%%

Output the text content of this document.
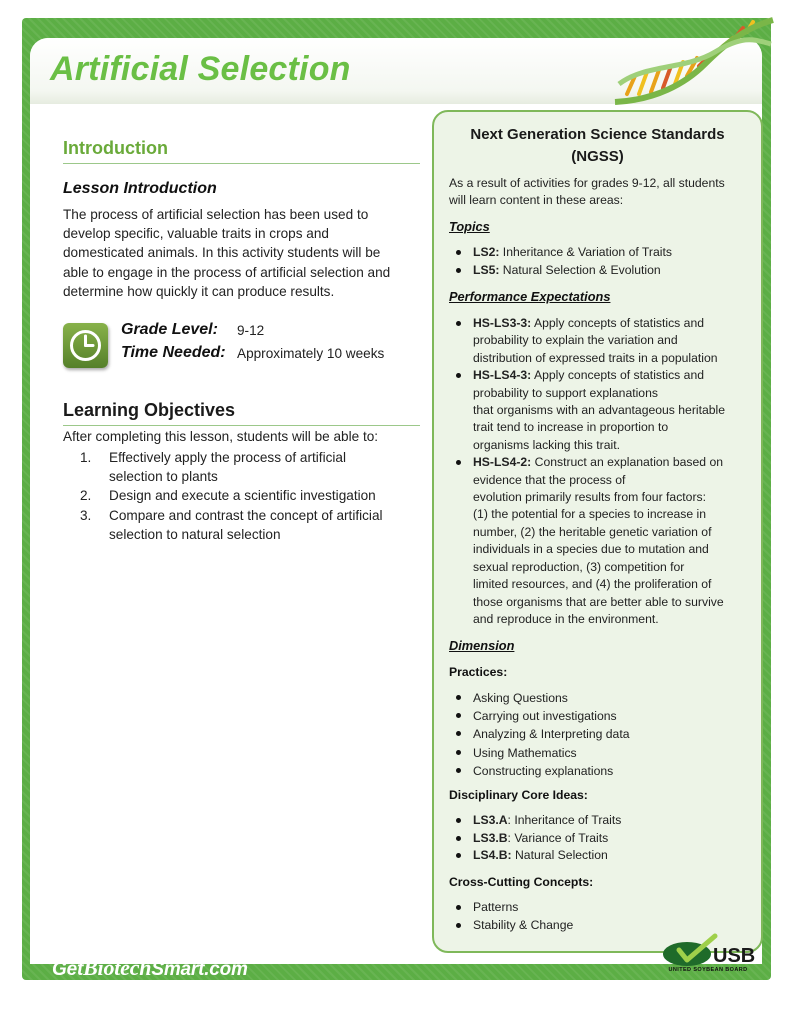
Artificial Selection
Introduction
Lesson Introduction
The process of artificial selection has been used to
develop specific, valuable traits in crops and
domesticated animals. In this activity students will be
able to engage in the process of artificial selection and
determine how quickly it can produce results.
Grade Level: 9-12
Time Needed: Approximately 10 weeks
Learning Objectives
After completing this lesson, students will be able to:
1. Effectively apply the process of artificial
selection to plants
2. Design and execute a scientific investigation
3. Compare and contrast the concept of artificial
selection to natural selection
Next Generation Science Standards
(NGSS)
As a result of activities for grades 9-12, all students
will learn content in these areas:
Topics
LS2: Inheritance & Variation of Traits
LS5: Natural Selection & Evolution
Performance Expectations
HS-LS3-3: Apply concepts of statistics and
probability to explain the variation and
distribution of expressed traits in a population
HS-LS4-3: Apply concepts of statistics and
probability to support explanations
that organisms with an advantageous heritable
trait tend to increase in proportion to
organisms lacking this trait.
HS-LS4-2: Construct an explanation based on
evidence that the process of
evolution primarily results from four factors:
(1) the potential for a species to increase in
number, (2) the heritable genetic variation of
individuals in a species due to mutation and
sexual reproduction, (3) competition for
limited resources, and (4) the proliferation of
those organisms that are better able to survive
and reproduce in the environment.
Dimension
Practices:
Asking Questions
Carrying out investigations
Analyzing & Interpreting data
Using Mathematics
Constructing explanations
Disciplinary Core Ideas:
LS3.A: Inheritance of Traits
LS3.B: Variance of Traits
LS4.B: Natural Selection
Cross-Cutting Concepts:
Patterns
Stability & Change
GetBiotechSmart.com
USB
UNITED SOYBEAN BOARD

%%

▶ **JOB**:
Reproduce the full material exactly, excluding the pictures.

▶ **EXERCISE RESULT**:
Output the text content of this document.
Artificial Selection
Introduction
Lesson Introduction
The process of artificial selection has been used to
develop specific, valuable traits in crops and
domesticated animals. In this activity students will be
able to engage in the process of artificial selection and
determine how quickly it can produce results.
Grade Level: 9-12
Time Needed: Approximately 10 weeks
Learning Objectives
After completing this lesson, students will be able to:
1. Effectively apply the process of artificial
selection to plants
2. Design and execute a scientific investigation
3. Compare and contrast the concept of artificial
selection to natural selection
Next Generation Science Standards
(NGSS)
As a result of activities for grades 9-12, all students
will learn content in these areas:
Topics
LS2: Inheritance & Variation of Traits
LS5: Natural Selection & Evolution
Performance Expectations
HS-LS3-3: Apply concepts of statistics and
probability to explain the variation and
distribution of expressed traits in a population
HS-LS4-3: Apply concepts of statistics and
probability to support explanations
that organisms with an advantageous heritable
trait tend to increase in proportion to
organisms lacking this trait.
HS-LS4-2: Construct an explanation based on
evidence that the process of
evolution primarily results from four factors:
(1) the potential for a species to increase in
number, (2) the heritable genetic variation of
individuals in a species due to mutation and
sexual reproduction, (3) competition for
limited resources, and (4) the proliferation of
those organisms that are better able to survive
and reproduce in the environment.
Dimension
Practices:
Asking Questions
Carrying out investigations
Analyzing & Interpreting data
Using Mathematics
Constructing explanations
Disciplinary Core Ideas:
LS3.A: Inheritance of Traits
LS3.B: Variance of Traits
LS4.B: Natural Selection
Cross-Cutting Concepts:
Patterns
Stability & Change
GetBiotechSmart.com
USB
UNITED SOYBEAN BOARD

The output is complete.